# [Short exercise]
Copy out all lines that carry the word "this".

# [Data records]
start
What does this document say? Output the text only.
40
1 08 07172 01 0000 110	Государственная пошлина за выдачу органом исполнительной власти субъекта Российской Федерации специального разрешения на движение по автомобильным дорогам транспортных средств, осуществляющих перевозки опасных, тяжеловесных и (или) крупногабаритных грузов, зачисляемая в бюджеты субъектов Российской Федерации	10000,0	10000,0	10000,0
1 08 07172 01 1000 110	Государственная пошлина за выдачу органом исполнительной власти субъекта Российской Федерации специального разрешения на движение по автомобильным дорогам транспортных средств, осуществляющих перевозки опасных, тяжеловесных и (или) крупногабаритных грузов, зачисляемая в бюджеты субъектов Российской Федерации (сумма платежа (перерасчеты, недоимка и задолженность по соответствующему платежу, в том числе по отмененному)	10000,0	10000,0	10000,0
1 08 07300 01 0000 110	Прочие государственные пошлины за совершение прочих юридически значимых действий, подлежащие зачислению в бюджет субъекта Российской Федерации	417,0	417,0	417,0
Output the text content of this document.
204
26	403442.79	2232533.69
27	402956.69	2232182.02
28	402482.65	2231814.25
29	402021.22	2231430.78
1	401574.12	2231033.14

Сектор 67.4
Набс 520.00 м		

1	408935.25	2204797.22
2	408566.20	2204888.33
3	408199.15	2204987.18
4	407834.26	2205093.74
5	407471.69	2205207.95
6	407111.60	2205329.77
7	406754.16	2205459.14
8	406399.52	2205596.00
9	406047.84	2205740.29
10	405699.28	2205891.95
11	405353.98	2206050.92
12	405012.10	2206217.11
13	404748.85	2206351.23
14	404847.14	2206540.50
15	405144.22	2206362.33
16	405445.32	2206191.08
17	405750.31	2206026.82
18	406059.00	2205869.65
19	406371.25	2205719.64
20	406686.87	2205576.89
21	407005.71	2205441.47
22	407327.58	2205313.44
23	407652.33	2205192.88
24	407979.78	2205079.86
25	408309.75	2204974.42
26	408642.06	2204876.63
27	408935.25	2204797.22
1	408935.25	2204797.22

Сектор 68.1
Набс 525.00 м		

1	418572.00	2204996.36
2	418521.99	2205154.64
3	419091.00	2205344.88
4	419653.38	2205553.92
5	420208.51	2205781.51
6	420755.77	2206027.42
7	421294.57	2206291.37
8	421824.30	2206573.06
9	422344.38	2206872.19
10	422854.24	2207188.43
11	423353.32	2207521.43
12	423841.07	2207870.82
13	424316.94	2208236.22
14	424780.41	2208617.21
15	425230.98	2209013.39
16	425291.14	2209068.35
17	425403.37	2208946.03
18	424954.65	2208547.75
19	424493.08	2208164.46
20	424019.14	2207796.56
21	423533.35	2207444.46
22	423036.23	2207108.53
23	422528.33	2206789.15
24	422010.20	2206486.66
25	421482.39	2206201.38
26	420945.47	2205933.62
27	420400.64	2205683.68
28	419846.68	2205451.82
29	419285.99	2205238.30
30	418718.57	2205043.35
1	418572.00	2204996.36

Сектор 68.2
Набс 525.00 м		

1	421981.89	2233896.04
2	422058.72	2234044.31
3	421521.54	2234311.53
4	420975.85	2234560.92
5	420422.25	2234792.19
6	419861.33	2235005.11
end
# [Task response]
What does this document say? Output the text only.
Output the text content of this document.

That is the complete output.